#### Short problem
The records underneath are to be repeated exactly, with the pictures left out.

[Stored data entries]
──────────

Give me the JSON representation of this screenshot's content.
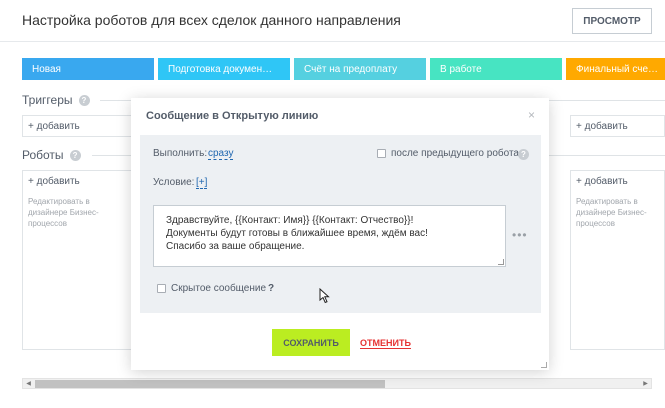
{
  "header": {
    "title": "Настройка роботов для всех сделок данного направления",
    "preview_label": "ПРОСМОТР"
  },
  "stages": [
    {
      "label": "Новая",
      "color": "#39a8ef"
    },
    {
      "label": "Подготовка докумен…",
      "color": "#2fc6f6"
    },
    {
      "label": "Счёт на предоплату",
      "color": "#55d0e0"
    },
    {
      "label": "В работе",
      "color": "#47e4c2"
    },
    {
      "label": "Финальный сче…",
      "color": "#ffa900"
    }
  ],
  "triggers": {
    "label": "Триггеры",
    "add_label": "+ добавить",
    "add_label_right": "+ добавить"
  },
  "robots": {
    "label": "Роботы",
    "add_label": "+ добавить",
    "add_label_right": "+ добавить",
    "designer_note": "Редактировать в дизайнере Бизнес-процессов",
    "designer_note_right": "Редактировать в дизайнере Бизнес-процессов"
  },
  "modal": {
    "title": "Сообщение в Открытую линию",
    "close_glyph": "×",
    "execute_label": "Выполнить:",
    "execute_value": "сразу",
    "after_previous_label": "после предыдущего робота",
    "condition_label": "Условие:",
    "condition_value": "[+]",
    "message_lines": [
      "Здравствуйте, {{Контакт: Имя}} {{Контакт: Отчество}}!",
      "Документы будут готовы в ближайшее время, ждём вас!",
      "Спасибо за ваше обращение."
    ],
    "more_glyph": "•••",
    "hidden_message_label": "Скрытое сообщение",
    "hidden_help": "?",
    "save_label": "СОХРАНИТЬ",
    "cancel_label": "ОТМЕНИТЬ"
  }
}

──────────

#### Solution to this exercise
Give me the JSON representation of this screenshot's content.
{
  "header": {
    "title": "Настройка роботов для всех сделок данного направления",
    "preview_label": "ПРОСМОТР"
  },
  "stages": [
    {
      "label": "Новая",
      "color": "#39a8ef"
    },
    {
      "label": "Подготовка докумен…",
      "color": "#2fc6f6"
    },
    {
      "label": "Счёт на предоплату",
      "color": "#55d0e0"
    },
    {
      "label": "В работе",
      "color": "#47e4c2"
    },
    {
      "label": "Финальный сче…",
      "color": "#ffa900"
    }
  ],
  "triggers": {
    "label": "Триггеры",
    "add_label": "+ добавить",
    "add_label_right": "+ добавить"
  },
  "robots": {
    "label": "Роботы",
    "add_label": "+ добавить",
    "add_label_right": "+ добавить",
    "designer_note": "Редактировать в дизайнере Бизнес-процессов",
    "designer_note_right": "Редактировать в дизайнере Бизнес-процессов"
  },
  "modal": {
    "title": "Сообщение в Открытую линию",
    "close_glyph": "×",
    "execute_label": "Выполнить:",
    "execute_value": "сразу",
    "after_previous_label": "после предыдущего робота",
    "condition_label": "Условие:",
    "condition_value": "[+]",
    "message_lines": [
      "Здравствуйте, {{Контакт: Имя}} {{Контакт: Отчество}}!",
      "Документы будут готовы в ближайшее время, ждём вас!",
      "Спасибо за ваше обращение."
    ],
    "more_glyph": "•••",
    "hidden_message_label": "Скрытое сообщение",
    "hidden_help": "?",
    "save_label": "СОХРАНИТЬ",
    "cancel_label": "ОТМЕНИТЬ"
  }
}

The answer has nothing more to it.